Available records start

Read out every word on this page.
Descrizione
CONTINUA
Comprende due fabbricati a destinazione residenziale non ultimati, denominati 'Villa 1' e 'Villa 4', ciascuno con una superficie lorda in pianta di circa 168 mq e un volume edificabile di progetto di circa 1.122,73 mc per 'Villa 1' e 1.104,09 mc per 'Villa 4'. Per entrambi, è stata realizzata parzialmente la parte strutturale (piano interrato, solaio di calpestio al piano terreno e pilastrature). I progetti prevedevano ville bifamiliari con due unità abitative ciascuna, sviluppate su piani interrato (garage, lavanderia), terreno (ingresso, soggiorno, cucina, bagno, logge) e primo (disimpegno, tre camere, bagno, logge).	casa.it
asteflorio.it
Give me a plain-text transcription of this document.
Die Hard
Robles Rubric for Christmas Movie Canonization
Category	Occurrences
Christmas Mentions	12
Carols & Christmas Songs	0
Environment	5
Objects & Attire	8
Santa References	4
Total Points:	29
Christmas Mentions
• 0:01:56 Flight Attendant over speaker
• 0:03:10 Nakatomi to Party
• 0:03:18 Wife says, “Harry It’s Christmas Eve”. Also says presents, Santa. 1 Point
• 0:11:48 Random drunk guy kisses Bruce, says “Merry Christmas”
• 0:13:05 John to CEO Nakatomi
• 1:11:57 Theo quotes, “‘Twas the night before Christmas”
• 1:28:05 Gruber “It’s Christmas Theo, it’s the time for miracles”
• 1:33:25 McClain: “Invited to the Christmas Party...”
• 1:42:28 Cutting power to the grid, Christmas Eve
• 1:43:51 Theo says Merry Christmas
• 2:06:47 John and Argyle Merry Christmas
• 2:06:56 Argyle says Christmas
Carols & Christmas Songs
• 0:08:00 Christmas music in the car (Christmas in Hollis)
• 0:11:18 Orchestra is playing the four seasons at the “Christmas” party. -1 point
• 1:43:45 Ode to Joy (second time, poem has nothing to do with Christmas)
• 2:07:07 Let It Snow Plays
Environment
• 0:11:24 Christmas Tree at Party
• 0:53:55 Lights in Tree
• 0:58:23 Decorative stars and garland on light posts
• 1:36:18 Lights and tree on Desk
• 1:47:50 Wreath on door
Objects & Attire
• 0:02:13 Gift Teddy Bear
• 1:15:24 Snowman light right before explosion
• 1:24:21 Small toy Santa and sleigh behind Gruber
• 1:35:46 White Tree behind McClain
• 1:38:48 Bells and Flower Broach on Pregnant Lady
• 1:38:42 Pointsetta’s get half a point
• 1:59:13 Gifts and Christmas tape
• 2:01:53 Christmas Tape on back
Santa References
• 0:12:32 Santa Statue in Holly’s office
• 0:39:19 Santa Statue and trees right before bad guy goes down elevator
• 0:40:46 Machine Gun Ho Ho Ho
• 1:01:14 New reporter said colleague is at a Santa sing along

Available records end

Exercise task
Set all of the entries down again, exactly as they were given.

Answer for this exercise
Read out every word on this page.
Descrizione
CONTINUA
Comprende due fabbricati a destinazione residenziale non ultimati, denominati 'Villa 1' e 'Villa 4', ciascuno con una superficie lorda in pianta di circa 168 mq e un volume edificabile di progetto di circa 1.122,73 mc per 'Villa 1' e 1.104,09 mc per 'Villa 4'. Per entrambi, è stata realizzata parzialmente la parte strutturale (piano interrato, solaio di calpestio al piano terreno e pilastrature). I progetti prevedevano ville bifamiliari con due unità abitative ciascuna, sviluppate su piani interrato (garage, lavanderia), terreno (ingresso, soggiorno, cucina, bagno, logge) e primo (disimpegno, tre camere, bagno, logge).	casa.it
asteflorio.it
Give me a plain-text transcription of this document.
Die Hard
Robles Rubric for Christmas Movie Canonization
Category	Occurrences
Christmas Mentions	12
Carols & Christmas Songs	0
Environment	5
Objects & Attire	8
Santa References	4
Total Points:	29
Christmas Mentions
• 0:01:56 Flight Attendant over speaker
• 0:03:10 Nakatomi to Party
• 0:03:18 Wife says, “Harry It’s Christmas Eve”. Also says presents, Santa. 1 Point
• 0:11:48 Random drunk guy kisses Bruce, says “Merry Christmas”
• 0:13:05 John to CEO Nakatomi
• 1:11:57 Theo quotes, “‘Twas the night before Christmas”
• 1:28:05 Gruber “It’s Christmas Theo, it’s the time for miracles”
• 1:33:25 McClain: “Invited to the Christmas Party...”
• 1:42:28 Cutting power to the grid, Christmas Eve
• 1:43:51 Theo says Merry Christmas
• 2:06:47 John and Argyle Merry Christmas
• 2:06:56 Argyle says Christmas
Carols & Christmas Songs
• 0:08:00 Christmas music in the car (Christmas in Hollis)
• 0:11:18 Orchestra is playing the four seasons at the “Christmas” party. -1 point
• 1:43:45 Ode to Joy (second time, poem has nothing to do with Christmas)
• 2:07:07 Let It Snow Plays
Environment
• 0:11:24 Christmas Tree at Party
• 0:53:55 Lights in Tree
• 0:58:23 Decorative stars and garland on light posts
• 1:36:18 Lights and tree on Desk
• 1:47:50 Wreath on door
Objects & Attire
• 0:02:13 Gift Teddy Bear
• 1:15:24 Snowman light right before explosion
• 1:24:21 Small toy Santa and sleigh behind Gruber
• 1:35:46 White Tree behind McClain
• 1:38:48 Bells and Flower Broach on Pregnant Lady
• 1:38:42 Pointsetta’s get half a point
• 1:59:13 Gifts and Christmas tape
• 2:01:53 Christmas Tape on back
Santa References
• 0:12:32 Santa Statue in Holly’s office
• 0:39:19 Santa Statue and trees right before bad guy goes down elevator
• 0:40:46 Machine Gun Ho Ho Ho
• 1:01:14 New reporter said colleague is at a Santa sing along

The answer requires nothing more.